# The exercise
Going through the material below, please gather all lines with the word "Dependency" in them.

[start of Raw data]

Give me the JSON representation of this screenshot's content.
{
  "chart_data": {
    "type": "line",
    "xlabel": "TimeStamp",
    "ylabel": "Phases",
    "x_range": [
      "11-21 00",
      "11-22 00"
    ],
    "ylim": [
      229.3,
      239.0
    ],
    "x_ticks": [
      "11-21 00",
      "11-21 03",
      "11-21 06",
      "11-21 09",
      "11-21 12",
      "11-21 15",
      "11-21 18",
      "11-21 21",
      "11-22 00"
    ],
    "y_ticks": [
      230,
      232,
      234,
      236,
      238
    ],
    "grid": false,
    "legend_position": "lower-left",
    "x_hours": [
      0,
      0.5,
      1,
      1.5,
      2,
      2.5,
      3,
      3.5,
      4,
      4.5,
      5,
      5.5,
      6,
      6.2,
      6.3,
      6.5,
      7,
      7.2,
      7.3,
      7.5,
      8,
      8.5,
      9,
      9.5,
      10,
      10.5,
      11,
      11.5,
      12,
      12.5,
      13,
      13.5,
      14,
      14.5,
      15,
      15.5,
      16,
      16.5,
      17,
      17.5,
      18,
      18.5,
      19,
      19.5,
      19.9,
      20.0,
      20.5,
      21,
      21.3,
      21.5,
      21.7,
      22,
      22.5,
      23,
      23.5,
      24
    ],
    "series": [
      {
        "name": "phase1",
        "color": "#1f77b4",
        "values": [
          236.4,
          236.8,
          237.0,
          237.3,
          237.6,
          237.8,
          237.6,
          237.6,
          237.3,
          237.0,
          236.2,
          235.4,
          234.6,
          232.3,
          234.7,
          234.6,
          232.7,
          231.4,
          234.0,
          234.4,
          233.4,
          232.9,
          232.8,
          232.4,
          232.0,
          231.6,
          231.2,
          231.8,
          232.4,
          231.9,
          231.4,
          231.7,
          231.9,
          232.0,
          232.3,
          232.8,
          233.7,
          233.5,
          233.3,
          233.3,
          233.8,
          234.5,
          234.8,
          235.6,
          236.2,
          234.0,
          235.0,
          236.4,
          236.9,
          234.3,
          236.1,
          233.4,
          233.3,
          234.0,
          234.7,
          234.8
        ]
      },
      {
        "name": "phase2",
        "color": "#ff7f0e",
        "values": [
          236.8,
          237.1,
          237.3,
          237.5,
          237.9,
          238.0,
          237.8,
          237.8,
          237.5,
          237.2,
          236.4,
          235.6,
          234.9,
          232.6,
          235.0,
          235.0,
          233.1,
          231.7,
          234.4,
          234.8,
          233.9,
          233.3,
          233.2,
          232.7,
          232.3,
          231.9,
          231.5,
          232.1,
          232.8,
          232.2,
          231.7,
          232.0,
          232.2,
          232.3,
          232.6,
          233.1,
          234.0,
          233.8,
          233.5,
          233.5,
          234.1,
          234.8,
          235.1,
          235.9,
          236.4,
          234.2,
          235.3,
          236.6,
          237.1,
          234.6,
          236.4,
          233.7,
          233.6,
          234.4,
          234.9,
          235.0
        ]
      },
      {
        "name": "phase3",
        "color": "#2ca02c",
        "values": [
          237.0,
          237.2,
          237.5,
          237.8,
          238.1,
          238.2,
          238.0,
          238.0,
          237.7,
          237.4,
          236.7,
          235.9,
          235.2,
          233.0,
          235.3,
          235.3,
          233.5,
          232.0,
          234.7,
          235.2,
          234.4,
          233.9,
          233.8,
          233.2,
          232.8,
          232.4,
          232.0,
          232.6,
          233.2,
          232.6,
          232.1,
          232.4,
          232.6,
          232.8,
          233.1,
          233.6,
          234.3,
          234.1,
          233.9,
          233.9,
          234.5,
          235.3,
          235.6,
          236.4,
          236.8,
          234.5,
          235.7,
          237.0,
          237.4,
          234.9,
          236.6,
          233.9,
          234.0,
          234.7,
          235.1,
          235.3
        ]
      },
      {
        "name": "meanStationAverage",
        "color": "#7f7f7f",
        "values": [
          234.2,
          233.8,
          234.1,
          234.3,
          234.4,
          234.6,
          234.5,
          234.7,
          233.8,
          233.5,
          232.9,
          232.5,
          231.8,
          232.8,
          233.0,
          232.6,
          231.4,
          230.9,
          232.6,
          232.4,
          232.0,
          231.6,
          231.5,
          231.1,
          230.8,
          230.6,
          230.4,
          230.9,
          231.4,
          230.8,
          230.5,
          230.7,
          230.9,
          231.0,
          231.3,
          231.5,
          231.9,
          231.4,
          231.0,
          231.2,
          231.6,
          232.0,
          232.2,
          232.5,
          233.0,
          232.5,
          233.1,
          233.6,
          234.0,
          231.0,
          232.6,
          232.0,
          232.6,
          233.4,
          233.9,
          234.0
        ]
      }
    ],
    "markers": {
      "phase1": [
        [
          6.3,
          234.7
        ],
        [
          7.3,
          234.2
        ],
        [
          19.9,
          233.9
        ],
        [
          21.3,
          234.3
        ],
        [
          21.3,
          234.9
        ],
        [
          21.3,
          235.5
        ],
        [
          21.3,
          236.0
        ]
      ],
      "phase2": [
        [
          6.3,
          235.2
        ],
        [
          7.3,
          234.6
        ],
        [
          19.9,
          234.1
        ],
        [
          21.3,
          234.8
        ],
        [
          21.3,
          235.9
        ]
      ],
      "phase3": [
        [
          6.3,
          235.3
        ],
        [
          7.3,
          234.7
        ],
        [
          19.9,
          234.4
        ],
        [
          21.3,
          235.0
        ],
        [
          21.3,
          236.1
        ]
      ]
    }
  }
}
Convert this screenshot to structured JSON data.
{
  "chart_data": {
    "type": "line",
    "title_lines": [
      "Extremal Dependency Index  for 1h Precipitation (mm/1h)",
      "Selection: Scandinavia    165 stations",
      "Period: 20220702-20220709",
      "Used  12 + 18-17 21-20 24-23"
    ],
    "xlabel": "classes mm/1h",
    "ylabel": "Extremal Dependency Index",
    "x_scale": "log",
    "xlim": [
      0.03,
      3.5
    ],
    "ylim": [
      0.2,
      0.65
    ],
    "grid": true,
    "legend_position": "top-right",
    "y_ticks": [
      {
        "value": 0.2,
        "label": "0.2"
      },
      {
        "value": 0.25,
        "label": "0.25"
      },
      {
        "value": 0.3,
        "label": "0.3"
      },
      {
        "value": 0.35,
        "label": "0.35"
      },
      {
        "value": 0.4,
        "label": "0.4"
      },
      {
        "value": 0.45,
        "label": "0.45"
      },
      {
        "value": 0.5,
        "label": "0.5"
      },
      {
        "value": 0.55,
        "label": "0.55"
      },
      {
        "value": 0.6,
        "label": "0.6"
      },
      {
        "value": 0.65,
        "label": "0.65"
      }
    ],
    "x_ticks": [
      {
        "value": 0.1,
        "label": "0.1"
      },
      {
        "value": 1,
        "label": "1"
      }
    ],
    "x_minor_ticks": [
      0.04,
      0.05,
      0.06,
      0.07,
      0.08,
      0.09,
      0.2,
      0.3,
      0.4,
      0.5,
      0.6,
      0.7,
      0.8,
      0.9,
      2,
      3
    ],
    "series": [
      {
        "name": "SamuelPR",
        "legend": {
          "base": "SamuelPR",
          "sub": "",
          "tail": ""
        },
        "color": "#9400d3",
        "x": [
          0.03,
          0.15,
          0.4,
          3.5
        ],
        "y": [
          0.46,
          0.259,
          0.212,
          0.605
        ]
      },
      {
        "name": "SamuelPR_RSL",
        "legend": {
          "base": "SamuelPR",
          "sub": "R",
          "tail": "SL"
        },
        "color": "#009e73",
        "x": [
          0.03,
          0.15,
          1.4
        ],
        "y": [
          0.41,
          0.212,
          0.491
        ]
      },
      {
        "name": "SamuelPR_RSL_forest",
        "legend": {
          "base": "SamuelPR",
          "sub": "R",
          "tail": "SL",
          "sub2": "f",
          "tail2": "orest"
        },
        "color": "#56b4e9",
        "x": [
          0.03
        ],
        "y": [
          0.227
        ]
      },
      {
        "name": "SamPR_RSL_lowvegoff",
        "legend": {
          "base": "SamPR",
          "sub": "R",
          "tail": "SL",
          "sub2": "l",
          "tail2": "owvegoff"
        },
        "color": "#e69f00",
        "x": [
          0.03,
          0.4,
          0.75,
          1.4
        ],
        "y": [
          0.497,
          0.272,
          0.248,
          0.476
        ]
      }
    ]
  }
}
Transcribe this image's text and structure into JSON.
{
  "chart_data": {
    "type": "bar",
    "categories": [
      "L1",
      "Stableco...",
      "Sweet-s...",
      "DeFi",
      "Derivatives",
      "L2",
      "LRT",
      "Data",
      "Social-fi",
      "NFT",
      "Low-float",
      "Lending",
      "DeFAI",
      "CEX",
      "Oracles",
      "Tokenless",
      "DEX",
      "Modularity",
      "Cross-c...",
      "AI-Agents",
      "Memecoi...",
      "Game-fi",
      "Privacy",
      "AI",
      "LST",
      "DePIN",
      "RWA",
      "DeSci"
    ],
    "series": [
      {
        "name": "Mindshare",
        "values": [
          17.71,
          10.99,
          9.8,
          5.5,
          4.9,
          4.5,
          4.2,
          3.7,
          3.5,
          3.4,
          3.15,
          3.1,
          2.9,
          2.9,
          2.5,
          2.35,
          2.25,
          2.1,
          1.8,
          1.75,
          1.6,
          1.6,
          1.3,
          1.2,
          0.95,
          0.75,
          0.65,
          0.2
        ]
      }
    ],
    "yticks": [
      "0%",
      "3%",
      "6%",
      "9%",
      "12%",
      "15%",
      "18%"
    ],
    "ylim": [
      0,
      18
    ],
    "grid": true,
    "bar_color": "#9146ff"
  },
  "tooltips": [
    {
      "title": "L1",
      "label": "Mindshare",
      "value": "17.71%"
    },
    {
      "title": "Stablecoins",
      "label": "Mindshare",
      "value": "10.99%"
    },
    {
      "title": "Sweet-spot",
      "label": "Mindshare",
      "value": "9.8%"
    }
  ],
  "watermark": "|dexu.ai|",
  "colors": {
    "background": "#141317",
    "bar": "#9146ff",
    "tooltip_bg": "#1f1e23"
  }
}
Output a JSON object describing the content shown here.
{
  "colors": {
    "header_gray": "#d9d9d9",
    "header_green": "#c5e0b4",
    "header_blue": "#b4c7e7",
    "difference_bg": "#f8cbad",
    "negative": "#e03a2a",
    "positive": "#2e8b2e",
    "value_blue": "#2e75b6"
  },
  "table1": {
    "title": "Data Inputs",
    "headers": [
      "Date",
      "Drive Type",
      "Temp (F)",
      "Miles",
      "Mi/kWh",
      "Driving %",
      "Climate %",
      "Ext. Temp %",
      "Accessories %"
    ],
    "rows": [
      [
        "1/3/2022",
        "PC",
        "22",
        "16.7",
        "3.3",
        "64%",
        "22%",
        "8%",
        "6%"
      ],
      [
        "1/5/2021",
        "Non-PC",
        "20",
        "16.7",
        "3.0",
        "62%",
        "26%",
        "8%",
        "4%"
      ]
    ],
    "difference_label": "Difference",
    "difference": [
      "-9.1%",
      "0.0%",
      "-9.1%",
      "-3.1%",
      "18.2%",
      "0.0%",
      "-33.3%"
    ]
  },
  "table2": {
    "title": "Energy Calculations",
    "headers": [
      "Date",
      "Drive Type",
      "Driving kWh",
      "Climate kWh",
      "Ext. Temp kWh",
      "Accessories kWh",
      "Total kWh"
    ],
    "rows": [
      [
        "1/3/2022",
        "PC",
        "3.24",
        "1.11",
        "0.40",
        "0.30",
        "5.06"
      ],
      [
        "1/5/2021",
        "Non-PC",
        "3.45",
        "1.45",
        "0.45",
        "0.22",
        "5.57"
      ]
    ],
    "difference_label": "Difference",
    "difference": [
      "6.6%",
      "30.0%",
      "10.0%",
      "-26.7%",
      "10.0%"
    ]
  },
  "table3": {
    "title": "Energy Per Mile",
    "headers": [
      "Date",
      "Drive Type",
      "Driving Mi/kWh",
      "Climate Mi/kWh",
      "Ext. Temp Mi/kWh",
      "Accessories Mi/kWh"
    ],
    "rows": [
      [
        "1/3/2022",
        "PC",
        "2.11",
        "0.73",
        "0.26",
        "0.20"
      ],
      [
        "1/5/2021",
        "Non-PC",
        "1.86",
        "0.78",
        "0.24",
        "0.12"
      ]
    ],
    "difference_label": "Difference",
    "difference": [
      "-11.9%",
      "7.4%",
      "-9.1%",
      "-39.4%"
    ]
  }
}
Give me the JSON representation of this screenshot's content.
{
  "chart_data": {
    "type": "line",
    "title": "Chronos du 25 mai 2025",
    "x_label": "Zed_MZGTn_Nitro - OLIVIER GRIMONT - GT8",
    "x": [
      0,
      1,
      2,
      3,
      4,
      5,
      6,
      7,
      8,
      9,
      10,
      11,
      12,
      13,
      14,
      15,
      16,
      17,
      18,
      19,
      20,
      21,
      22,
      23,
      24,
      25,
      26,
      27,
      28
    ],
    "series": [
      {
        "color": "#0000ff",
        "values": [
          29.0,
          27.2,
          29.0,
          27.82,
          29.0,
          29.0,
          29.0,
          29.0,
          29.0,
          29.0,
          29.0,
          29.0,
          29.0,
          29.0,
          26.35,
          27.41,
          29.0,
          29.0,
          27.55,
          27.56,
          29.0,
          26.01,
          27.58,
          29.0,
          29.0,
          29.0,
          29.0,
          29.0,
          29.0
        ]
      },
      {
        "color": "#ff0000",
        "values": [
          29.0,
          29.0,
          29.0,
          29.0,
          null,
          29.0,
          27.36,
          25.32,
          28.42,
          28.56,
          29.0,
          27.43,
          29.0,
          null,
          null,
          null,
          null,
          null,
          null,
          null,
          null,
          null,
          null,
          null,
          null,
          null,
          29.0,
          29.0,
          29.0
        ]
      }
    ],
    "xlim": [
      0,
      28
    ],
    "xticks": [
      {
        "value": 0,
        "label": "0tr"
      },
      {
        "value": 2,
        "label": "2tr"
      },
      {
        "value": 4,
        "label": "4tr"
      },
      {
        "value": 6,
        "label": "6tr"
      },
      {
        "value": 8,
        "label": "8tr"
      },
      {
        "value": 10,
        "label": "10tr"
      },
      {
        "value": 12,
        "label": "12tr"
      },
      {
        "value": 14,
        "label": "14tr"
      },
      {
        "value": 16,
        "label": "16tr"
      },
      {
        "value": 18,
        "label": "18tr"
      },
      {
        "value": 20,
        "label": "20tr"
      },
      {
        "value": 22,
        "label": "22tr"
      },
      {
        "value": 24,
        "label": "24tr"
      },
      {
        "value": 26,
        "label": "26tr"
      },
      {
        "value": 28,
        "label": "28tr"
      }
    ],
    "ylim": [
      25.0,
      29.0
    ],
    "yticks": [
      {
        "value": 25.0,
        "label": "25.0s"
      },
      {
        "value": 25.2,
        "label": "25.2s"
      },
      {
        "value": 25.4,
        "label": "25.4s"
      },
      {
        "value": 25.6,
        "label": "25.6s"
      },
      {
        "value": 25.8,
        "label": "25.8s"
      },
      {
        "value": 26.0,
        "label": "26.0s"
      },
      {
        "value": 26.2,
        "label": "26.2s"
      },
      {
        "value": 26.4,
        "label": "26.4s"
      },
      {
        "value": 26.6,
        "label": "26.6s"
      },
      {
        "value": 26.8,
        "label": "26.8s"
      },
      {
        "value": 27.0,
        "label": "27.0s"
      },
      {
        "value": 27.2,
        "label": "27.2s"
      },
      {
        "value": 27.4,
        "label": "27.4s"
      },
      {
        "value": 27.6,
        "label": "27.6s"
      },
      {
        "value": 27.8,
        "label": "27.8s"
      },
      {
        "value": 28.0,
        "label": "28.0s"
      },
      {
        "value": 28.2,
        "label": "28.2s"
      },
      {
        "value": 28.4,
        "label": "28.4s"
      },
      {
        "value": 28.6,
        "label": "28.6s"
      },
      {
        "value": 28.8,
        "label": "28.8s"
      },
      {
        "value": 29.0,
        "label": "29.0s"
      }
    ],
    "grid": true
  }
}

[end of Raw data]

# Result
      "Extremal Dependency Index  for 1h Precipitation (mm/1h)",
    "ylabel": "Extremal Dependency Index",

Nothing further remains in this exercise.